◆ **GIVEN REQUEST**
Report how many lines below contain the word "document", and give only that number.

◆ **TASK DATA**
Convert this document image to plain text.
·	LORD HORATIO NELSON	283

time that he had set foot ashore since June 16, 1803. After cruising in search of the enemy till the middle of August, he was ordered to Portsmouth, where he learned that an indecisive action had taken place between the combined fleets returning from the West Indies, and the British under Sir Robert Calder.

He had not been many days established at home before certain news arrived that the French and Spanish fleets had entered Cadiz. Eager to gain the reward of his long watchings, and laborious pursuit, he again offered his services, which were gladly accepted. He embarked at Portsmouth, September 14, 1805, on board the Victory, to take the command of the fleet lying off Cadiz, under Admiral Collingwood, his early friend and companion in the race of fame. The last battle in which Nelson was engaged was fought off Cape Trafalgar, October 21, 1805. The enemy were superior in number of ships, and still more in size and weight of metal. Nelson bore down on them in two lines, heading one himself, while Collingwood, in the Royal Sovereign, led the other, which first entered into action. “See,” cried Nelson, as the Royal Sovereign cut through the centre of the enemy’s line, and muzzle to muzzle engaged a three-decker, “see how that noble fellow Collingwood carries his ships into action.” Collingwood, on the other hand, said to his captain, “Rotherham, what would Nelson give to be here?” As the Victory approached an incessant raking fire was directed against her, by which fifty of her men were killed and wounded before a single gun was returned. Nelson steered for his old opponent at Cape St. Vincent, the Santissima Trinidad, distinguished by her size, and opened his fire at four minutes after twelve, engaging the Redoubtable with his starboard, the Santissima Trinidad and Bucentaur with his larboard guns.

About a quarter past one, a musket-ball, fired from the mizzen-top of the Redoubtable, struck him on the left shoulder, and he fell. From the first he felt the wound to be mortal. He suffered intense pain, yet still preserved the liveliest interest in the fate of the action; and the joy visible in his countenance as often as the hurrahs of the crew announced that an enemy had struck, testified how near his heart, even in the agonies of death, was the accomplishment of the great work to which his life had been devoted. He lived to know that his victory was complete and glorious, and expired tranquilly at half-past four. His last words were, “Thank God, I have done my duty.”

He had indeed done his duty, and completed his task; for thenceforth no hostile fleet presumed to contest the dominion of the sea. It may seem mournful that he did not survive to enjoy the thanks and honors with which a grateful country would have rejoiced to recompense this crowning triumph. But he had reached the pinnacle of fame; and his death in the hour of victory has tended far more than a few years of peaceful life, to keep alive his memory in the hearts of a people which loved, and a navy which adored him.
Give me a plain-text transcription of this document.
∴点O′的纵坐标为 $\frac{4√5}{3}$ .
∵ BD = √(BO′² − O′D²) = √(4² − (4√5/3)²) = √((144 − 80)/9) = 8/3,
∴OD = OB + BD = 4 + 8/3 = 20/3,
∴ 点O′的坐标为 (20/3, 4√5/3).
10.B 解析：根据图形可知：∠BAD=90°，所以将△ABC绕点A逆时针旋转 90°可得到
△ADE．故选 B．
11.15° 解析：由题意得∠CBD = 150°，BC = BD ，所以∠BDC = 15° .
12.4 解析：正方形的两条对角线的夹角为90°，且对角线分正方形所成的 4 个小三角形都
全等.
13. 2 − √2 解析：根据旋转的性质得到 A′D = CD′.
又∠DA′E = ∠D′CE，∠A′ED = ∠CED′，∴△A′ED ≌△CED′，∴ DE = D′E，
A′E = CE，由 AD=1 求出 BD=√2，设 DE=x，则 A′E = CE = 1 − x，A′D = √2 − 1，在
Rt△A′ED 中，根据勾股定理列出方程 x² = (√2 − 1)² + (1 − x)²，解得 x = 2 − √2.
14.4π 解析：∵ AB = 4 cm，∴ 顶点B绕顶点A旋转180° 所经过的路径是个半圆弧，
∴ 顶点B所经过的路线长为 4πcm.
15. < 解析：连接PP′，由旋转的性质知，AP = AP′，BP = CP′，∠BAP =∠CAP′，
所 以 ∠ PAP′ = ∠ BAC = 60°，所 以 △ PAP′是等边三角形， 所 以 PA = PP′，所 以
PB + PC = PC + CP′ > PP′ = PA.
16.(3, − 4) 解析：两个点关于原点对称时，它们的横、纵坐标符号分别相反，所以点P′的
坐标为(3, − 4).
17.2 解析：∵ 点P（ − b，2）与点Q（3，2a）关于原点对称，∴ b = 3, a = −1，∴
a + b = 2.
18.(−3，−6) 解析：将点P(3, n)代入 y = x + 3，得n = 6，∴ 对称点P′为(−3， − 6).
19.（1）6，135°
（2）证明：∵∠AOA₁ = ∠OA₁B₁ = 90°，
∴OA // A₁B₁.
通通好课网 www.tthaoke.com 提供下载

◆ **ANSWER FOR THE TASK**
2